-- start Available data --

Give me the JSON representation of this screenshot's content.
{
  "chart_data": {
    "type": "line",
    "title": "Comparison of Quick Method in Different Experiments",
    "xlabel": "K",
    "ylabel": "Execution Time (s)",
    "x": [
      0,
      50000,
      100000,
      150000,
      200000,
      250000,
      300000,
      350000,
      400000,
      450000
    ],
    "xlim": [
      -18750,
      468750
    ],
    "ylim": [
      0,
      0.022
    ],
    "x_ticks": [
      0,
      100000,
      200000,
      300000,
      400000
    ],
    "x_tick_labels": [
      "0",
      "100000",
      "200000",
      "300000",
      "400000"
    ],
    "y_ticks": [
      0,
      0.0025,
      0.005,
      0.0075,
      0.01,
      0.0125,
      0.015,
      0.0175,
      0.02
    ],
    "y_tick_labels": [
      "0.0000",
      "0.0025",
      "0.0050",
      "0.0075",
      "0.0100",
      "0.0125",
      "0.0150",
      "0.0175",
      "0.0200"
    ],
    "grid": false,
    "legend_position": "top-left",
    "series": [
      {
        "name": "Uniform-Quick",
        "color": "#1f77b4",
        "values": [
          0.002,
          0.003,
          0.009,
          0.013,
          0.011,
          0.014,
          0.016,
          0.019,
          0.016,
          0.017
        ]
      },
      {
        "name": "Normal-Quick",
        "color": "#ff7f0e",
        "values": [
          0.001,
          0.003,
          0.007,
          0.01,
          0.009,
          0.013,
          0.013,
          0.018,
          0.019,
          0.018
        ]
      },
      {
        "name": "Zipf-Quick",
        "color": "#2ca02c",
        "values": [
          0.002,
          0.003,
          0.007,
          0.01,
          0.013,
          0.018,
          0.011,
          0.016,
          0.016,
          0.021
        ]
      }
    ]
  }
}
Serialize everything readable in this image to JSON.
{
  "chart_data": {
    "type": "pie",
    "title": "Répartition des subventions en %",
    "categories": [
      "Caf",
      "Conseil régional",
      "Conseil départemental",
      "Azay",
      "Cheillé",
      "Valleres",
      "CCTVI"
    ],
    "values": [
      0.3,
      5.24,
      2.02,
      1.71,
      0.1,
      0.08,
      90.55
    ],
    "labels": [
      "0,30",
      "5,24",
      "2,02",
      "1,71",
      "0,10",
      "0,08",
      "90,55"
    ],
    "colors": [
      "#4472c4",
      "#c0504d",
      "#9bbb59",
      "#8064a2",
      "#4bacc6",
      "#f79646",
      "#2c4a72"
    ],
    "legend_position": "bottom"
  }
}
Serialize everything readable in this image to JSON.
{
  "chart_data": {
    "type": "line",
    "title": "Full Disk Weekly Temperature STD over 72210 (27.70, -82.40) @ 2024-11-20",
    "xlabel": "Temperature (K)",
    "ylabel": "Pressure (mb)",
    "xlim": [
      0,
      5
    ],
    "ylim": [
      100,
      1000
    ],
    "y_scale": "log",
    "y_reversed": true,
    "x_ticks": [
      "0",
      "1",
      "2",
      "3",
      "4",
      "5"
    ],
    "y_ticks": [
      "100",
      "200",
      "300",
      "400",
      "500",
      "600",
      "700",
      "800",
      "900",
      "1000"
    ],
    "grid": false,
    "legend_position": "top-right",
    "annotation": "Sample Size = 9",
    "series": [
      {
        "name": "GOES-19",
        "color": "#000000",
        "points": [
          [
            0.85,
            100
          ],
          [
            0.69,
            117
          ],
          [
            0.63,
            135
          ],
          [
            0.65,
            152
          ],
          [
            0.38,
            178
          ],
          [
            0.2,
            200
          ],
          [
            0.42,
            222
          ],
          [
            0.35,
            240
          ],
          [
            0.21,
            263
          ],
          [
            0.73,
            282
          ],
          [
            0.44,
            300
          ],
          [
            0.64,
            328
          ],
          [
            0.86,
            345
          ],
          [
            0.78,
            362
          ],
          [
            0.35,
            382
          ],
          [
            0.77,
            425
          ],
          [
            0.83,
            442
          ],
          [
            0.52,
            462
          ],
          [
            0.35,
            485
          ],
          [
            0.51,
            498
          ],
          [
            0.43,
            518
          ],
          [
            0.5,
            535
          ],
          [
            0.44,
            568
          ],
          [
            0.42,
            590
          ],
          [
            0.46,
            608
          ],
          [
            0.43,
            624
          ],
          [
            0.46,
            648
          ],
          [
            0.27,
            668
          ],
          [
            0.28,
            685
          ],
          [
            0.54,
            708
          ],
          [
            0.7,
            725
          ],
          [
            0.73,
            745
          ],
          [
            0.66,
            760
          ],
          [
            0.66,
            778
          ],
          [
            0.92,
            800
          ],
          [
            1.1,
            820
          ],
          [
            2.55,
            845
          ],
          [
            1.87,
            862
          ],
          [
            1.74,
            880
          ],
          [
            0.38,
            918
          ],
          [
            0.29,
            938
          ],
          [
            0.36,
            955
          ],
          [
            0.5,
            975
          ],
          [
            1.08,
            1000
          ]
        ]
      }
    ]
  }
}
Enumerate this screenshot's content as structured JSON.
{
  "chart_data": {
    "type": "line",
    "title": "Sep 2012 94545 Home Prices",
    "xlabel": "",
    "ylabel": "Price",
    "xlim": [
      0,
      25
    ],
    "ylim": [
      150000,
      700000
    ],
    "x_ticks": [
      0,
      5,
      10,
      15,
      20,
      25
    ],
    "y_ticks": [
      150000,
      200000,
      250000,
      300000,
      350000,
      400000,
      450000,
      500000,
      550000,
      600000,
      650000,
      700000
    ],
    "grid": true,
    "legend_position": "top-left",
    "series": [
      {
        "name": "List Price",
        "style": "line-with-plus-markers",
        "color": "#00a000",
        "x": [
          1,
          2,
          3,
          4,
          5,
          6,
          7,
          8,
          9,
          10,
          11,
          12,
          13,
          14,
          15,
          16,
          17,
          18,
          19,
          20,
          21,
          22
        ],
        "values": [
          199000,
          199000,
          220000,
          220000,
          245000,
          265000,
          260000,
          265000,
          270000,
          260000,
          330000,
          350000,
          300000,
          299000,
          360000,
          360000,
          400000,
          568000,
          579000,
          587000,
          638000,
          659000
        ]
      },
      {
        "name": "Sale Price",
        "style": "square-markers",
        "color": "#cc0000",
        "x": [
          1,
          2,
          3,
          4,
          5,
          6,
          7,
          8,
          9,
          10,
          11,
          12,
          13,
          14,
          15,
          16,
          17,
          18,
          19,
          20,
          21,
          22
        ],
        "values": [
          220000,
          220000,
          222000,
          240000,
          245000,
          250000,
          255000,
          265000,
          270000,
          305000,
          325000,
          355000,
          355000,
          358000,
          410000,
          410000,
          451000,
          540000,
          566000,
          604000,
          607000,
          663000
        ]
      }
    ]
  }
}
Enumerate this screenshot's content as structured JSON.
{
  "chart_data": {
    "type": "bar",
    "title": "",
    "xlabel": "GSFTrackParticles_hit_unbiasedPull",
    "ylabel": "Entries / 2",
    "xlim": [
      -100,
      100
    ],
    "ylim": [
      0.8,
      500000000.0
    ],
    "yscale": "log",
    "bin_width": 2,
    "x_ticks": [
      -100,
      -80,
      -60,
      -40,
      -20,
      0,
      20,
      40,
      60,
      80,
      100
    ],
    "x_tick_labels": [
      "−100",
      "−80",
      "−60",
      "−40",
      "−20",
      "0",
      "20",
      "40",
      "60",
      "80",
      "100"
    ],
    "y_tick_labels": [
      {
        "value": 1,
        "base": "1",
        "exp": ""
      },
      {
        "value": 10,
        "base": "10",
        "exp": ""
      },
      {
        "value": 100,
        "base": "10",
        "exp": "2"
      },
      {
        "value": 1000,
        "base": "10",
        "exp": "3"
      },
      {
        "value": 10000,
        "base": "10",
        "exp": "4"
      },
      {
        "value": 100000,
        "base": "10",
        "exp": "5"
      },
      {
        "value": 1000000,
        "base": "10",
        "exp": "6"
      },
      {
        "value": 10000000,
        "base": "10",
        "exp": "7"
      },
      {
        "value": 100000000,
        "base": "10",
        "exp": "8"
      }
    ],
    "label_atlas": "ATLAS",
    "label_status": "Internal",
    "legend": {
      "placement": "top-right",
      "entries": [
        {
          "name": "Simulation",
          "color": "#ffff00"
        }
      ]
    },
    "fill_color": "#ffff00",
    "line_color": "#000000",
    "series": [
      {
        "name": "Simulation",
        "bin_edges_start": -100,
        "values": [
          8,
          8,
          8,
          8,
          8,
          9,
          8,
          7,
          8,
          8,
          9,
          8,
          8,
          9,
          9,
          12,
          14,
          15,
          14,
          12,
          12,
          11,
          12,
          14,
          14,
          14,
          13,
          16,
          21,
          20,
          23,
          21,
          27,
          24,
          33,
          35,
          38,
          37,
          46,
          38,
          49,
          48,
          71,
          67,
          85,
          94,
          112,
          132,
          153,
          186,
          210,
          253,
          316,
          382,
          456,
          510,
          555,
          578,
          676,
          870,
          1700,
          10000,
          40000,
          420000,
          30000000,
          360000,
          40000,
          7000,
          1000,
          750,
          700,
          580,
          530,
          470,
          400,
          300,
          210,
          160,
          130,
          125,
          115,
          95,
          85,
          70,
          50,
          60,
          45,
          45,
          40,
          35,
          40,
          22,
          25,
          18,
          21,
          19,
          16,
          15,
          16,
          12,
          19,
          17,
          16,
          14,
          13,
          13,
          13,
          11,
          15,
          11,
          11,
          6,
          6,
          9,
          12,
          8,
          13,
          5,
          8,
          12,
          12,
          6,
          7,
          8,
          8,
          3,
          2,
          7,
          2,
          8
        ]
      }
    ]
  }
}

-- end Available data --

• [Job]: What is the number of lines that contain "markers"? Reply with that number alone.

• [Exercise solution]: 2